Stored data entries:
_____

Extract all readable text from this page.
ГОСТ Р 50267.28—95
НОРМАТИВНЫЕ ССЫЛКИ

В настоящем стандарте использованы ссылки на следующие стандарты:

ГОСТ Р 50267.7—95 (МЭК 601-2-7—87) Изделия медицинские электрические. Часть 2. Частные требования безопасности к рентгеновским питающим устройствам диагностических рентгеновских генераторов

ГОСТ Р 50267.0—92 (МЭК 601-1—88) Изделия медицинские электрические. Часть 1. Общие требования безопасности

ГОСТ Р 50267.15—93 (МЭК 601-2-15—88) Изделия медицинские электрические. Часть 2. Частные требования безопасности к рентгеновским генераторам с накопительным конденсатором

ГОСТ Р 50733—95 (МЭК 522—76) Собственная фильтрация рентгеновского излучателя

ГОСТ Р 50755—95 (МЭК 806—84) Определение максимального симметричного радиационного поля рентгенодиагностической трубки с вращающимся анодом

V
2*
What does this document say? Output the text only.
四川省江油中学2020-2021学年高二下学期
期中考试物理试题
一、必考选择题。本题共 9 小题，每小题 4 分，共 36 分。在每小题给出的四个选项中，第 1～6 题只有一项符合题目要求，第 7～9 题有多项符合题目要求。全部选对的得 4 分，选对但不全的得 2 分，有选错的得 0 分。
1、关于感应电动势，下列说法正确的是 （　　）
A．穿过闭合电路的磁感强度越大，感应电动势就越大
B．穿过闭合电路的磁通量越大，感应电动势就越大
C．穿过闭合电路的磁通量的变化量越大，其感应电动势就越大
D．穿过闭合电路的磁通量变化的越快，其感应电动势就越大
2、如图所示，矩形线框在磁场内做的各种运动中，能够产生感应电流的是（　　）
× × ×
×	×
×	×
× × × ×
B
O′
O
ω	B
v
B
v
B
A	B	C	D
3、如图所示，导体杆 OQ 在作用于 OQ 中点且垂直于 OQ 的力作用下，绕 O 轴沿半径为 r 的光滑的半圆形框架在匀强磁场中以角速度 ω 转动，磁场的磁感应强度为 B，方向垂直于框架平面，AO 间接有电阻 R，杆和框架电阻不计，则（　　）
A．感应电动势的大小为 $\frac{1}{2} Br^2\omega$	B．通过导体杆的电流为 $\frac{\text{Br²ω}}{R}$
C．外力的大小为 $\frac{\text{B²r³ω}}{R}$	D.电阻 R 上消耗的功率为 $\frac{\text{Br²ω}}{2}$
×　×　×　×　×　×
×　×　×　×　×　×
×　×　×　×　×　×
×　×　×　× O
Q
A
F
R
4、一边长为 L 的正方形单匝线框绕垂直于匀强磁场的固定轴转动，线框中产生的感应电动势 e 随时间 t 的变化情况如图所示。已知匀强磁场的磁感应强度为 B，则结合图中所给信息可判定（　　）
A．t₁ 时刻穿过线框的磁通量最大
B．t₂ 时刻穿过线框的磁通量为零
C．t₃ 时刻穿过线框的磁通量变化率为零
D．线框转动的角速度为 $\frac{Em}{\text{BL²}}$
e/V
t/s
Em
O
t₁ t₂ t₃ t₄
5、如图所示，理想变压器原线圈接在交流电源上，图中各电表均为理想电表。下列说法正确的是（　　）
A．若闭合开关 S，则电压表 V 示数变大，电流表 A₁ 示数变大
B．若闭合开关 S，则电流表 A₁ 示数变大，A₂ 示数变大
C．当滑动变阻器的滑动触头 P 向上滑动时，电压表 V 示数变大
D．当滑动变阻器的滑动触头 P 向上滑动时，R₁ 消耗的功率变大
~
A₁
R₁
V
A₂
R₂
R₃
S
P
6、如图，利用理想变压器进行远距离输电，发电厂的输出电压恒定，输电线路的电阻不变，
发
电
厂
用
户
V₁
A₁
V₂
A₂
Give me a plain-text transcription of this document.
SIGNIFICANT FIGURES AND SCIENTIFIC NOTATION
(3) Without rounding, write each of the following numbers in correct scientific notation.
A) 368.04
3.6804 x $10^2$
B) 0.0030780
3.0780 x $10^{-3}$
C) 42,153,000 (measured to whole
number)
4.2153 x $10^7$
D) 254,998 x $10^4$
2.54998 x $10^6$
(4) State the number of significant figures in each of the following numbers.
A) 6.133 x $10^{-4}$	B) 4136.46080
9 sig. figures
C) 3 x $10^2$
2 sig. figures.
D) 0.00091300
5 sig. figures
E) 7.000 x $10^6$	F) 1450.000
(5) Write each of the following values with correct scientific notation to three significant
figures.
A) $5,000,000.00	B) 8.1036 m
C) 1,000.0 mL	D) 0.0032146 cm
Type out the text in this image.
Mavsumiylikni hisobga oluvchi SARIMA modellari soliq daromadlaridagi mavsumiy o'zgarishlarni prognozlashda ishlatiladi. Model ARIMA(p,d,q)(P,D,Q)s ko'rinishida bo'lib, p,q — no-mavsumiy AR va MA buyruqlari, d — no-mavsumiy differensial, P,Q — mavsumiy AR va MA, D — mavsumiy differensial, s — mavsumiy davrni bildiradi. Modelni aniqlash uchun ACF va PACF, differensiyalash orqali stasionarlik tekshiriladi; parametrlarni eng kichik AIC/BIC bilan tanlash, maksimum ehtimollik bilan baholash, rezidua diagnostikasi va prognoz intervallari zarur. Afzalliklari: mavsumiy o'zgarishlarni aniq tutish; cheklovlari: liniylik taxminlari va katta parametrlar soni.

_____

◆ Prompt: Please quote the records above exactly, without skipping a line.

◆ The completed task:
Extract all readable text from this page.
ГОСТ Р 50267.28—95
НОРМАТИВНЫЕ ССЫЛКИ

В настоящем стандарте использованы ссылки на следующие стандарты:

ГОСТ Р 50267.7—95 (МЭК 601-2-7—87) Изделия медицинские электрические. Часть 2. Частные требования безопасности к рентгеновским питающим устройствам диагностических рентгеновских генераторов

ГОСТ Р 50267.0—92 (МЭК 601-1—88) Изделия медицинские электрические. Часть 1. Общие требования безопасности

ГОСТ Р 50267.15—93 (МЭК 601-2-15—88) Изделия медицинские электрические. Часть 2. Частные требования безопасности к рентгеновским генераторам с накопительным конденсатором

ГОСТ Р 50733—95 (МЭК 522—76) Собственная фильтрация рентгеновского излучателя

ГОСТ Р 50755—95 (МЭК 806—84) Определение максимального симметричного радиационного поля рентгенодиагностической трубки с вращающимся анодом

V
2*
What does this document say? Output the text only.
四川省江油中学2020-2021学年高二下学期
期中考试物理试题
一、必考选择题。本题共 9 小题，每小题 4 分，共 36 分。在每小题给出的四个选项中，第 1～6 题只有一项符合题目要求，第 7～9 题有多项符合题目要求。全部选对的得 4 分，选对但不全的得 2 分，有选错的得 0 分。
1、关于感应电动势，下列说法正确的是 （　　）
A．穿过闭合电路的磁感强度越大，感应电动势就越大
B．穿过闭合电路的磁通量越大，感应电动势就越大
C．穿过闭合电路的磁通量的变化量越大，其感应电动势就越大
D．穿过闭合电路的磁通量变化的越快，其感应电动势就越大
2、如图所示，矩形线框在磁场内做的各种运动中，能够产生感应电流的是（　　）
× × ×
×	×
×	×
× × × ×
B
O′
O
ω	B
v
B
v
B
A	B	C	D
3、如图所示，导体杆 OQ 在作用于 OQ 中点且垂直于 OQ 的力作用下，绕 O 轴沿半径为 r 的光滑的半圆形框架在匀强磁场中以角速度 ω 转动，磁场的磁感应强度为 B，方向垂直于框架平面，AO 间接有电阻 R，杆和框架电阻不计，则（　　）
A．感应电动势的大小为 $\frac{1}{2} Br^2\omega$	B．通过导体杆的电流为 $\frac{\text{Br²ω}}{R}$
C．外力的大小为 $\frac{\text{B²r³ω}}{R}$	D.电阻 R 上消耗的功率为 $\frac{\text{Br²ω}}{2}$
×　×　×　×　×　×
×　×　×　×　×　×
×　×　×　×　×　×
×　×　×　× O
Q
A
F
R
4、一边长为 L 的正方形单匝线框绕垂直于匀强磁场的固定轴转动，线框中产生的感应电动势 e 随时间 t 的变化情况如图所示。已知匀强磁场的磁感应强度为 B，则结合图中所给信息可判定（　　）
A．t₁ 时刻穿过线框的磁通量最大
B．t₂ 时刻穿过线框的磁通量为零
C．t₃ 时刻穿过线框的磁通量变化率为零
D．线框转动的角速度为 $\frac{Em}{\text{BL²}}$
e/V
t/s
Em
O
t₁ t₂ t₃ t₄
5、如图所示，理想变压器原线圈接在交流电源上，图中各电表均为理想电表。下列说法正确的是（　　）
A．若闭合开关 S，则电压表 V 示数变大，电流表 A₁ 示数变大
B．若闭合开关 S，则电流表 A₁ 示数变大，A₂ 示数变大
C．当滑动变阻器的滑动触头 P 向上滑动时，电压表 V 示数变大
D．当滑动变阻器的滑动触头 P 向上滑动时，R₁ 消耗的功率变大
~
A₁
R₁
V
A₂
R₂
R₃
S
P
6、如图，利用理想变压器进行远距离输电，发电厂的输出电压恒定，输电线路的电阻不变，
发
电
厂
用
户
V₁
A₁
V₂
A₂
Give me a plain-text transcription of this document.
SIGNIFICANT FIGURES AND SCIENTIFIC NOTATION
(3) Without rounding, write each of the following numbers in correct scientific notation.
A) 368.04
3.6804 x $10^2$
B) 0.0030780
3.0780 x $10^{-3}$
C) 42,153,000 (measured to whole
number)
4.2153 x $10^7$
D) 254,998 x $10^4$
2.54998 x $10^6$
(4) State the number of significant figures in each of the following numbers.
A) 6.133 x $10^{-4}$	B) 4136.46080
9 sig. figures
C) 3 x $10^2$
2 sig. figures.
D) 0.00091300
5 sig. figures
E) 7.000 x $10^6$	F) 1450.000
(5) Write each of the following values with correct scientific notation to three significant
figures.
A) $5,000,000.00	B) 8.1036 m
C) 1,000.0 mL	D) 0.0032146 cm
Type out the text in this image.
Mavsumiylikni hisobga oluvchi SARIMA modellari soliq daromadlaridagi mavsumiy o'zgarishlarni prognozlashda ishlatiladi. Model ARIMA(p,d,q)(P,D,Q)s ko'rinishida bo'lib, p,q — no-mavsumiy AR va MA buyruqlari, d — no-mavsumiy differensial, P,Q — mavsumiy AR va MA, D — mavsumiy differensial, s — mavsumiy davrni bildiradi. Modelni aniqlash uchun ACF va PACF, differensiyalash orqali stasionarlik tekshiriladi; parametrlarni eng kichik AIC/BIC bilan tanlash, maksimum ehtimollik bilan baholash, rezidua diagnostikasi va prognoz intervallari zarur. Afzalliklari: mavsumiy o'zgarishlarni aniq tutish; cheklovlari: liniylik taxminlari va katta parametrlar soni.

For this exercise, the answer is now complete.